>>>>>

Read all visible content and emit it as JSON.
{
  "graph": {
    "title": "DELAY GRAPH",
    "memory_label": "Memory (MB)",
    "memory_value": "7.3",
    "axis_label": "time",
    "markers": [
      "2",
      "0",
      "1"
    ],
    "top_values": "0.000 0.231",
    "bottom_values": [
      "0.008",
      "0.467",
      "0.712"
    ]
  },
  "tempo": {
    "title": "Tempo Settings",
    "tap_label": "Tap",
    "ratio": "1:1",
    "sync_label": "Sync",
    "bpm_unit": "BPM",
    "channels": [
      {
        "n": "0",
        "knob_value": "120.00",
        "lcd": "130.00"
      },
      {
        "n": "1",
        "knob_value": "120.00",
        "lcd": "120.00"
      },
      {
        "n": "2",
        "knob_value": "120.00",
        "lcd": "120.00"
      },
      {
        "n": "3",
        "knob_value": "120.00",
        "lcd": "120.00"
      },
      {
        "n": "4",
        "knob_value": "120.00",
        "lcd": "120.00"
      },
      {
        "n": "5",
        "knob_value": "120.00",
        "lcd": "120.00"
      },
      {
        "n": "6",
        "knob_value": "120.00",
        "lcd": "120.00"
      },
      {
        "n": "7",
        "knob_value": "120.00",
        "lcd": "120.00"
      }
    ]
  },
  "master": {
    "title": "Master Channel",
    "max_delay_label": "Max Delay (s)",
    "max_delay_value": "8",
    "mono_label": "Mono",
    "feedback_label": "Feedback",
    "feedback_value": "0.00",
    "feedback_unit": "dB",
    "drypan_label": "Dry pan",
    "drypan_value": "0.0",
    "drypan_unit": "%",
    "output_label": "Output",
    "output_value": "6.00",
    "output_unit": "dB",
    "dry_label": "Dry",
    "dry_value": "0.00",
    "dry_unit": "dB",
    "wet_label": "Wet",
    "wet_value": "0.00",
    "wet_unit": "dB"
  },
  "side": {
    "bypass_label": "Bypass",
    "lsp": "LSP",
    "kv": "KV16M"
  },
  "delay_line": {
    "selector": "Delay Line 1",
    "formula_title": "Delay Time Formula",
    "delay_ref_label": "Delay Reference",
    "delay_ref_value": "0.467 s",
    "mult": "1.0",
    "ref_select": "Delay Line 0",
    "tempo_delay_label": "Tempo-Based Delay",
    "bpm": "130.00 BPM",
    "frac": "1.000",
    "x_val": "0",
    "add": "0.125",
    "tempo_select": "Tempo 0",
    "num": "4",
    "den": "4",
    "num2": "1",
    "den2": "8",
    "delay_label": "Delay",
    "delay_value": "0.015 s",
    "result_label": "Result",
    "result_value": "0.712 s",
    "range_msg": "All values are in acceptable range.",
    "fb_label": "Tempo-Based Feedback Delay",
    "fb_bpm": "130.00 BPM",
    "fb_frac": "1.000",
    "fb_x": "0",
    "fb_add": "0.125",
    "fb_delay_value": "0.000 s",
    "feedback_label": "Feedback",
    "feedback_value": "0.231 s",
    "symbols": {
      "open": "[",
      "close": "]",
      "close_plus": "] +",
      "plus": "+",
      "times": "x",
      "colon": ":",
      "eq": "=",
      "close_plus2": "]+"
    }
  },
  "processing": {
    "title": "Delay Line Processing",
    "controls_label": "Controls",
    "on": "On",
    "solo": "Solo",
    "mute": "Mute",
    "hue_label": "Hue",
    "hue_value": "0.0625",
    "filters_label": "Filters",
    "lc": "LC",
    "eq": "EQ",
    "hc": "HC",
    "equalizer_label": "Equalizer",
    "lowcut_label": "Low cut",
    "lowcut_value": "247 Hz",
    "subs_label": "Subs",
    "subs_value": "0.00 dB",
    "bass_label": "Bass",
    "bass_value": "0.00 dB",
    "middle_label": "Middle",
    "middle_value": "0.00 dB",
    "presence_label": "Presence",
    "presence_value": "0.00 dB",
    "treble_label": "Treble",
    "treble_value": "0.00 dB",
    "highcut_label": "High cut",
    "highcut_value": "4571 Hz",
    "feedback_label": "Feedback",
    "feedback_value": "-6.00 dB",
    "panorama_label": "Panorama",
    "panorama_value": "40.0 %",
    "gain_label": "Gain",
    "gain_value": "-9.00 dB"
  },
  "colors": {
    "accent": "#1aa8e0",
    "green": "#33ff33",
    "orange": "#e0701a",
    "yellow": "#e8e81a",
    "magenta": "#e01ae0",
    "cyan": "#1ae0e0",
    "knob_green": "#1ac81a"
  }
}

<<<<<

Exactly reproduce all of the entries above.

Read all visible content and emit it as JSON.
{
  "graph": {
    "title": "DELAY GRAPH",
    "memory_label": "Memory (MB)",
    "memory_value": "7.3",
    "axis_label": "time",
    "markers": [
      "2",
      "0",
      "1"
    ],
    "top_values": "0.000 0.231",
    "bottom_values": [
      "0.008",
      "0.467",
      "0.712"
    ]
  },
  "tempo": {
    "title": "Tempo Settings",
    "tap_label": "Tap",
    "ratio": "1:1",
    "sync_label": "Sync",
    "bpm_unit": "BPM",
    "channels": [
      {
        "n": "0",
        "knob_value": "120.00",
        "lcd": "130.00"
      },
      {
        "n": "1",
        "knob_value": "120.00",
        "lcd": "120.00"
      },
      {
        "n": "2",
        "knob_value": "120.00",
        "lcd": "120.00"
      },
      {
        "n": "3",
        "knob_value": "120.00",
        "lcd": "120.00"
      },
      {
        "n": "4",
        "knob_value": "120.00",
        "lcd": "120.00"
      },
      {
        "n": "5",
        "knob_value": "120.00",
        "lcd": "120.00"
      },
      {
        "n": "6",
        "knob_value": "120.00",
        "lcd": "120.00"
      },
      {
        "n": "7",
        "knob_value": "120.00",
        "lcd": "120.00"
      }
    ]
  },
  "master": {
    "title": "Master Channel",
    "max_delay_label": "Max Delay (s)",
    "max_delay_value": "8",
    "mono_label": "Mono",
    "feedback_label": "Feedback",
    "feedback_value": "0.00",
    "feedback_unit": "dB",
    "drypan_label": "Dry pan",
    "drypan_value": "0.0",
    "drypan_unit": "%",
    "output_label": "Output",
    "output_value": "6.00",
    "output_unit": "dB",
    "dry_label": "Dry",
    "dry_value": "0.00",
    "dry_unit": "dB",
    "wet_label": "Wet",
    "wet_value": "0.00",
    "wet_unit": "dB"
  },
  "side": {
    "bypass_label": "Bypass",
    "lsp": "LSP",
    "kv": "KV16M"
  },
  "delay_line": {
    "selector": "Delay Line 1",
    "formula_title": "Delay Time Formula",
    "delay_ref_label": "Delay Reference",
    "delay_ref_value": "0.467 s",
    "mult": "1.0",
    "ref_select": "Delay Line 0",
    "tempo_delay_label": "Tempo-Based Delay",
    "bpm": "130.00 BPM",
    "frac": "1.000",
    "x_val": "0",
    "add": "0.125",
    "tempo_select": "Tempo 0",
    "num": "4",
    "den": "4",
    "num2": "1",
    "den2": "8",
    "delay_label": "Delay",
    "delay_value": "0.015 s",
    "result_label": "Result",
    "result_value": "0.712 s",
    "range_msg": "All values are in acceptable range.",
    "fb_label": "Tempo-Based Feedback Delay",
    "fb_bpm": "130.00 BPM",
    "fb_frac": "1.000",
    "fb_x": "0",
    "fb_add": "0.125",
    "fb_delay_value": "0.000 s",
    "feedback_label": "Feedback",
    "feedback_value": "0.231 s",
    "symbols": {
      "open": "[",
      "close": "]",
      "close_plus": "] +",
      "plus": "+",
      "times": "x",
      "colon": ":",
      "eq": "=",
      "close_plus2": "]+"
    }
  },
  "processing": {
    "title": "Delay Line Processing",
    "controls_label": "Controls",
    "on": "On",
    "solo": "Solo",
    "mute": "Mute",
    "hue_label": "Hue",
    "hue_value": "0.0625",
    "filters_label": "Filters",
    "lc": "LC",
    "eq": "EQ",
    "hc": "HC",
    "equalizer_label": "Equalizer",
    "lowcut_label": "Low cut",
    "lowcut_value": "247 Hz",
    "subs_label": "Subs",
    "subs_value": "0.00 dB",
    "bass_label": "Bass",
    "bass_value": "0.00 dB",
    "middle_label": "Middle",
    "middle_value": "0.00 dB",
    "presence_label": "Presence",
    "presence_value": "0.00 dB",
    "treble_label": "Treble",
    "treble_value": "0.00 dB",
    "highcut_label": "High cut",
    "highcut_value": "4571 Hz",
    "feedback_label": "Feedback",
    "feedback_value": "-6.00 dB",
    "panorama_label": "Panorama",
    "panorama_value": "40.0 %",
    "gain_label": "Gain",
    "gain_value": "-9.00 dB"
  },
  "colors": {
    "accent": "#1aa8e0",
    "green": "#33ff33",
    "orange": "#e0701a",
    "yellow": "#e8e81a",
    "magenta": "#e01ae0",
    "cyan": "#1ae0e0",
    "knob_green": "#1ac81a"
  }
}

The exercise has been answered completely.